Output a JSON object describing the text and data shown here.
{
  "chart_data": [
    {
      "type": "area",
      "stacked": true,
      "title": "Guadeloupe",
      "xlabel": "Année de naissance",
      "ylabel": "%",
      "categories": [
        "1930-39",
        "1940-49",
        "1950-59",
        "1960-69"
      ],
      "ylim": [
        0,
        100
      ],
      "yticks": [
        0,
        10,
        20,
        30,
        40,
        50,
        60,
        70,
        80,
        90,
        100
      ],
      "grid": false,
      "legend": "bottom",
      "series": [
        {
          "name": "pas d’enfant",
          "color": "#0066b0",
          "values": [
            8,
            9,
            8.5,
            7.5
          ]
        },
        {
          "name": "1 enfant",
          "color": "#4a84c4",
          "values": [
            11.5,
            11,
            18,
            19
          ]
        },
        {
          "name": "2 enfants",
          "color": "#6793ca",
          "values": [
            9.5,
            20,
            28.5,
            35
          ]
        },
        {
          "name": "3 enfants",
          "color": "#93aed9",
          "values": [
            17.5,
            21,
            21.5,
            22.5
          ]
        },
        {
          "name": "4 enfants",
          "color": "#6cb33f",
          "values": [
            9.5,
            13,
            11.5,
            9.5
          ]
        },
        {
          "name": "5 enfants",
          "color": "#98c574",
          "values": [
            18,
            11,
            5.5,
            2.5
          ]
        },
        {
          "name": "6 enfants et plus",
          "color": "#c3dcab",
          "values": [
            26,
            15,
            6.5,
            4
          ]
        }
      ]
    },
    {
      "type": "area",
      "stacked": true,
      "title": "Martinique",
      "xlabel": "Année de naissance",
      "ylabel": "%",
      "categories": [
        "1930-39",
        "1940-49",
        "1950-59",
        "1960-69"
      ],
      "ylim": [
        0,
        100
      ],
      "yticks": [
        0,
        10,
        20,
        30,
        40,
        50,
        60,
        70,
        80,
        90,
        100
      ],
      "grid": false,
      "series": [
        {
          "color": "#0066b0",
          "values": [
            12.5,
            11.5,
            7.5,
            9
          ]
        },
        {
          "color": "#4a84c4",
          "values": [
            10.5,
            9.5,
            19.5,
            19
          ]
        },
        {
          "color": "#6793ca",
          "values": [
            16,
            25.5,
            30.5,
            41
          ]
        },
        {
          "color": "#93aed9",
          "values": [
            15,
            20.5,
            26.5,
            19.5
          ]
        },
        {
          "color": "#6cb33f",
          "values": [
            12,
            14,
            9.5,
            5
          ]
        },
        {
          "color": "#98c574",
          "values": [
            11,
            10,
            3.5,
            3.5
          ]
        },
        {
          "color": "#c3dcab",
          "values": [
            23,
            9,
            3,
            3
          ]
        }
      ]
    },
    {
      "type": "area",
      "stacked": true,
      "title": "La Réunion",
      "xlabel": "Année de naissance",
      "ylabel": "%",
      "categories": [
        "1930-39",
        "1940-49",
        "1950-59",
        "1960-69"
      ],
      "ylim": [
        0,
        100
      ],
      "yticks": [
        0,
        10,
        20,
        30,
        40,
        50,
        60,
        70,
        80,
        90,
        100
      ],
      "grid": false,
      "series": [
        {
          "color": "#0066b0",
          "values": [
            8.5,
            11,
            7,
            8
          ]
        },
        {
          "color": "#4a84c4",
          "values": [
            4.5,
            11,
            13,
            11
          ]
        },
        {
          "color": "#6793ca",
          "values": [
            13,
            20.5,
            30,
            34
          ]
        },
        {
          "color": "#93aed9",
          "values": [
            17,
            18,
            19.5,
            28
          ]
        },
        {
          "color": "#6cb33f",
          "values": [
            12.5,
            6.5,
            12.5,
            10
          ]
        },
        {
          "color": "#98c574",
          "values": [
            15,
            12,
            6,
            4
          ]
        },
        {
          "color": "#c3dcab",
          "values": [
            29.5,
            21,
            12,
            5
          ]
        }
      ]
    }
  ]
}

━━━━━━━━━━━━━━━━

§ WHAT YOU NEED TO DO
Reproduce the entries above exactly.

§ OUTPUT FOR THIS EXERCISE
Output a JSON object describing the text and data shown here.
{
  "chart_data": [
    {
      "type": "area",
      "stacked": true,
      "title": "Guadeloupe",
      "xlabel": "Année de naissance",
      "ylabel": "%",
      "categories": [
        "1930-39",
        "1940-49",
        "1950-59",
        "1960-69"
      ],
      "ylim": [
        0,
        100
      ],
      "yticks": [
        0,
        10,
        20,
        30,
        40,
        50,
        60,
        70,
        80,
        90,
        100
      ],
      "grid": false,
      "legend": "bottom",
      "series": [
        {
          "name": "pas d’enfant",
          "color": "#0066b0",
          "values": [
            8,
            9,
            8.5,
            7.5
          ]
        },
        {
          "name": "1 enfant",
          "color": "#4a84c4",
          "values": [
            11.5,
            11,
            18,
            19
          ]
        },
        {
          "name": "2 enfants",
          "color": "#6793ca",
          "values": [
            9.5,
            20,
            28.5,
            35
          ]
        },
        {
          "name": "3 enfants",
          "color": "#93aed9",
          "values": [
            17.5,
            21,
            21.5,
            22.5
          ]
        },
        {
          "name": "4 enfants",
          "color": "#6cb33f",
          "values": [
            9.5,
            13,
            11.5,
            9.5
          ]
        },
        {
          "name": "5 enfants",
          "color": "#98c574",
          "values": [
            18,
            11,
            5.5,
            2.5
          ]
        },
        {
          "name": "6 enfants et plus",
          "color": "#c3dcab",
          "values": [
            26,
            15,
            6.5,
            4
          ]
        }
      ]
    },
    {
      "type": "area",
      "stacked": true,
      "title": "Martinique",
      "xlabel": "Année de naissance",
      "ylabel": "%",
      "categories": [
        "1930-39",
        "1940-49",
        "1950-59",
        "1960-69"
      ],
      "ylim": [
        0,
        100
      ],
      "yticks": [
        0,
        10,
        20,
        30,
        40,
        50,
        60,
        70,
        80,
        90,
        100
      ],
      "grid": false,
      "series": [
        {
          "color": "#0066b0",
          "values": [
            12.5,
            11.5,
            7.5,
            9
          ]
        },
        {
          "color": "#4a84c4",
          "values": [
            10.5,
            9.5,
            19.5,
            19
          ]
        },
        {
          "color": "#6793ca",
          "values": [
            16,
            25.5,
            30.5,
            41
          ]
        },
        {
          "color": "#93aed9",
          "values": [
            15,
            20.5,
            26.5,
            19.5
          ]
        },
        {
          "color": "#6cb33f",
          "values": [
            12,
            14,
            9.5,
            5
          ]
        },
        {
          "color": "#98c574",
          "values": [
            11,
            10,
            3.5,
            3.5
          ]
        },
        {
          "color": "#c3dcab",
          "values": [
            23,
            9,
            3,
            3
          ]
        }
      ]
    },
    {
      "type": "area",
      "stacked": true,
      "title": "La Réunion",
      "xlabel": "Année de naissance",
      "ylabel": "%",
      "categories": [
        "1930-39",
        "1940-49",
        "1950-59",
        "1960-69"
      ],
      "ylim": [
        0,
        100
      ],
      "yticks": [
        0,
        10,
        20,
        30,
        40,
        50,
        60,
        70,
        80,
        90,
        100
      ],
      "grid": false,
      "series": [
        {
          "color": "#0066b0",
          "values": [
            8.5,
            11,
            7,
            8
          ]
        },
        {
          "color": "#4a84c4",
          "values": [
            4.5,
            11,
            13,
            11
          ]
        },
        {
          "color": "#6793ca",
          "values": [
            13,
            20.5,
            30,
            34
          ]
        },
        {
          "color": "#93aed9",
          "values": [
            17,
            18,
            19.5,
            28
          ]
        },
        {
          "color": "#6cb33f",
          "values": [
            12.5,
            6.5,
            12.5,
            10
          ]
        },
        {
          "color": "#98c574",
          "values": [
            15,
            12,
            6,
            4
          ]
        },
        {
          "color": "#c3dcab",
          "values": [
            29.5,
            21,
            12,
            5
          ]
        }
      ]
    }
  ]
}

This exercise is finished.